(Data excerpts)
--

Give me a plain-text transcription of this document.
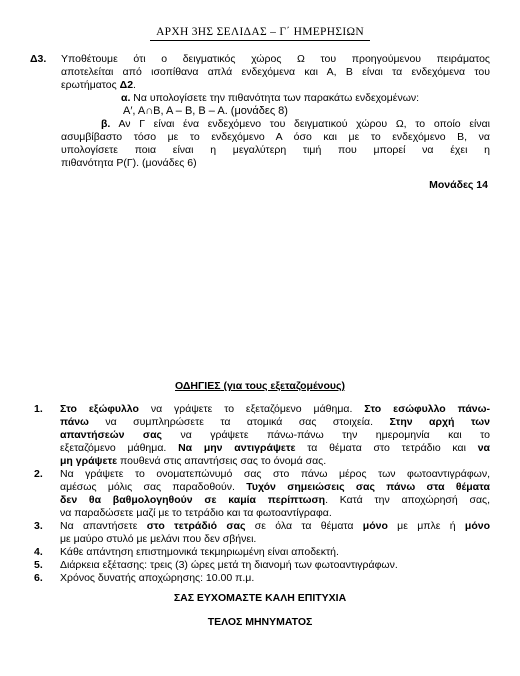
ΑΡΧΗ 3ΗΣ ΣΕΛΙΔΑΣ – Γ΄ ΗΜΕΡΗΣΙΩΝ
Δ3. Υποθέτουμε ότι ο δειγματικός χώρος Ω του προηγούμενου πειράματος
αποτελείται από ισοπίθανα απλά ενδεχόμενα και Α, Β είναι τα ενδεχόμενα του
ερωτήματος Δ2.
α. Να υπολογίσετε την πιθανότητα των παρακάτω ενδεχομένων:
Α′, Α∩Β, Α – Β, Β – Α. (μονάδες 8)
β. Αν Γ είναι ένα ενδεχόμενο του δειγματικού χώρου Ω, το οποίο είναι
ασυμβίβαστο τόσο με το ενδεχόμενο Α όσο και με το ενδεχόμενο Β, να
υπολογίσετε ποια είναι η μεγαλύτερη τιμή που μπορεί να έχει η
πιθανότητα Ρ(Γ). (μονάδες 6)
Μονάδες 14
ΟΔΗΓΙΕΣ (για τους εξεταζομένους)
1. Στο εξώφυλλο να γράψετε το εξεταζόμενο μάθημα. Στο εσώφυλλο πάνω-
πάνω να συμπληρώσετε τα ατομικά σας στοιχεία. Στην αρχή των
απαντήσεών σας να γράψετε πάνω-πάνω την ημερομηνία και το
εξεταζόμενο μάθημα. Να μην αντιγράψετε τα θέματα στο τετράδιο και να
μη γράψετε πουθενά στις απαντήσεις σας το όνομά σας.
2. Να γράψετε το ονοματεπώνυμό σας στο πάνω μέρος των φωτοαντιγράφων,
αμέσως μόλις σας παραδοθούν. Τυχόν σημειώσεις σας πάνω στα θέματα
δεν θα βαθμολογηθούν σε καμία περίπτωση. Κατά την αποχώρησή σας,
να παραδώσετε μαζί με το τετράδιο και τα φωτοαντίγραφα.
3. Να απαντήσετε στο τετράδιό σας σε όλα τα θέματα μόνο με μπλε ή μόνο
με μαύρο στυλό με μελάνι που δεν σβήνει.
4. Κάθε απάντηση επιστημονικά τεκμηριωμένη είναι αποδεκτή.
5. Διάρκεια εξέτασης: τρεις (3) ώρες μετά τη διανομή των φωτοαντιγράφων.
6. Χρόνος δυνατής αποχώρησης: 10.00 π.μ.
ΣΑΣ ΕΥΧΟΜΑΣΤΕ ΚΑΛΗ ΕΠΙΤΥΧΙΑ
ΤΕΛΟΣ ΜΗΝΥΜΑΤΟΣ
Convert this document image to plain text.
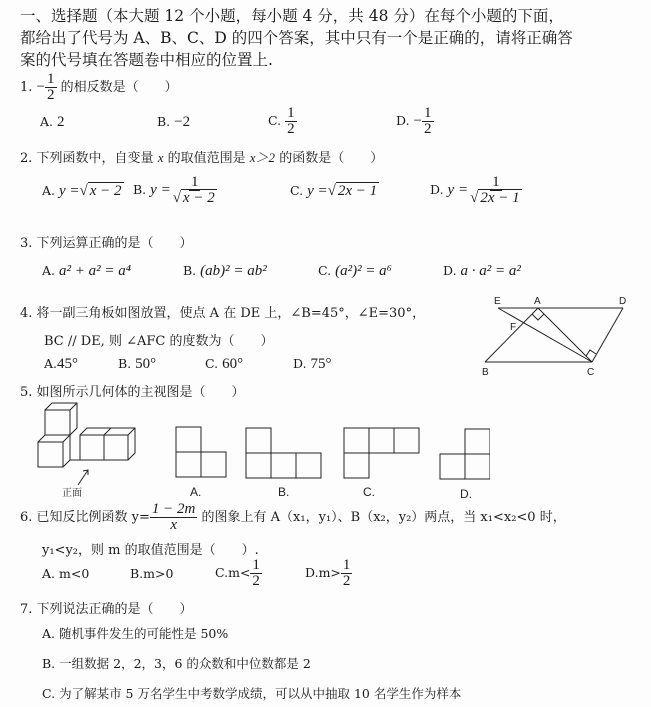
一、选择题（本大题 12 个小题，每小题 4 分，共 48 分）在每个小题的下面，
都给出了代号为 A、B、C、D 的四个答案，其中只有一个是正确的，请将正确答
案的代号填在答题卷中相应的位置上.
1. − $\frac{1}{2}$ 的相反数是（　　）
A. 2	B. −2	C. $\frac{1}{2}$	D. − $\frac{1}{2}$
2. 下列函数中，自变量 x 的取值范围是 x＞2 的函数是（　　）
A. y =√ x − 2 B. $y = \frac{1}{√ x - 2}$	C. y =√ 2x − 1	D. $y = \frac{1}{√ 2x - 1}$
3. 下列运算正确的是（　　）
A. a² + a² = a⁴	B. (ab)² = ab²	C. (a²)² = a⁶	D. a · a² = a²
4. 将一副三角板如图放置，使点 A 在 DE 上，∠B=45°，∠E=30°，
BC // DE, 则 ∠AFC 的度数为（　　）
A.45°	B. 50°	C. 60°	D. 75°
E	A	D
F
B	C
5. 如图所示几何体的主视图是（　　）
正面	A.	B.	C.	D.
6. 已知反比例函数 $y= \frac{1 - 2m}{x}$ 的图象上有 A（x₁，y₁）、B（x₂，y₂）两点，当 x₁<x₂<0 时，
y₁<y₂，则 m 的取值范围是（　　）.
A. m<0	B.m>0	$C.m< \frac{1}{2}$	$D.m> \frac{1}{2}$
7. 下列说法正确的是（　　）
A. 随机事件发生的可能性是 50%
B. 一组数据 2，2，3，6 的众数和中位数都是 2
C. 为了解某市 5 万名学生中考数学成绩，可以从中抽取 10 名学生作为样本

--

TASK GOAL: Leave out all images, then reproduce the entries above exactly.

SOLUTION TO THE PROBLEM:
Give me a plain-text transcription of this document.
ΑΡΧΗ 3ΗΣ ΣΕΛΙΔΑΣ – Γ΄ ΗΜΕΡΗΣΙΩΝ
Δ3. Υποθέτουμε ότι ο δειγματικός χώρος Ω του προηγούμενου πειράματος
αποτελείται από ισοπίθανα απλά ενδεχόμενα και Α, Β είναι τα ενδεχόμενα του
ερωτήματος Δ2.
α. Να υπολογίσετε την πιθανότητα των παρακάτω ενδεχομένων:
Α′, Α∩Β, Α – Β, Β – Α. (μονάδες 8)
β. Αν Γ είναι ένα ενδεχόμενο του δειγματικού χώρου Ω, το οποίο είναι
ασυμβίβαστο τόσο με το ενδεχόμενο Α όσο και με το ενδεχόμενο Β, να
υπολογίσετε ποια είναι η μεγαλύτερη τιμή που μπορεί να έχει η
πιθανότητα Ρ(Γ). (μονάδες 6)
Μονάδες 14
ΟΔΗΓΙΕΣ (για τους εξεταζομένους)
1. Στο εξώφυλλο να γράψετε το εξεταζόμενο μάθημα. Στο εσώφυλλο πάνω-
πάνω να συμπληρώσετε τα ατομικά σας στοιχεία. Στην αρχή των
απαντήσεών σας να γράψετε πάνω-πάνω την ημερομηνία και το
εξεταζόμενο μάθημα. Να μην αντιγράψετε τα θέματα στο τετράδιο και να
μη γράψετε πουθενά στις απαντήσεις σας το όνομά σας.
2. Να γράψετε το ονοματεπώνυμό σας στο πάνω μέρος των φωτοαντιγράφων,
αμέσως μόλις σας παραδοθούν. Τυχόν σημειώσεις σας πάνω στα θέματα
δεν θα βαθμολογηθούν σε καμία περίπτωση. Κατά την αποχώρησή σας,
να παραδώσετε μαζί με το τετράδιο και τα φωτοαντίγραφα.
3. Να απαντήσετε στο τετράδιό σας σε όλα τα θέματα μόνο με μπλε ή μόνο
με μαύρο στυλό με μελάνι που δεν σβήνει.
4. Κάθε απάντηση επιστημονικά τεκμηριωμένη είναι αποδεκτή.
5. Διάρκεια εξέτασης: τρεις (3) ώρες μετά τη διανομή των φωτοαντιγράφων.
6. Χρόνος δυνατής αποχώρησης: 10.00 π.μ.
ΣΑΣ ΕΥΧΟΜΑΣΤΕ ΚΑΛΗ ΕΠΙΤΥΧΙΑ
ΤΕΛΟΣ ΜΗΝΥΜΑΤΟΣ
Convert this document image to plain text.
一、选择题（本大题 12 个小题，每小题 4 分，共 48 分）在每个小题的下面，
都给出了代号为 A、B、C、D 的四个答案，其中只有一个是正确的，请将正确答
案的代号填在答题卷中相应的位置上.
1. − $\frac{1}{2}$ 的相反数是（　　）
A. 2	B. −2	C. $\frac{1}{2}$	D. − $\frac{1}{2}$
2. 下列函数中，自变量 x 的取值范围是 x＞2 的函数是（　　）
A. y =√ x − 2 B. $y = \frac{1}{√ x - 2}$	C. y =√ 2x − 1	D. $y = \frac{1}{√ 2x - 1}$
3. 下列运算正确的是（　　）
A. a² + a² = a⁴	B. (ab)² = ab²	C. (a²)² = a⁶	D. a · a² = a²
4. 将一副三角板如图放置，使点 A 在 DE 上，∠B=45°，∠E=30°，
BC // DE, 则 ∠AFC 的度数为（　　）
A.45°	B. 50°	C. 60°	D. 75°
E	A	D
F
B	C
5. 如图所示几何体的主视图是（　　）
正面	A.	B.	C.	D.
6. 已知反比例函数 $y= \frac{1 - 2m}{x}$ 的图象上有 A（x₁，y₁）、B（x₂，y₂）两点，当 x₁<x₂<0 时，
y₁<y₂，则 m 的取值范围是（　　）.
A. m<0	B.m>0	$C.m< \frac{1}{2}$	$D.m> \frac{1}{2}$
7. 下列说法正确的是（　　）
A. 随机事件发生的可能性是 50%
B. 一组数据 2，2，3，6 的众数和中位数都是 2
C. 为了解某市 5 万名学生中考数学成绩，可以从中抽取 10 名学生作为样本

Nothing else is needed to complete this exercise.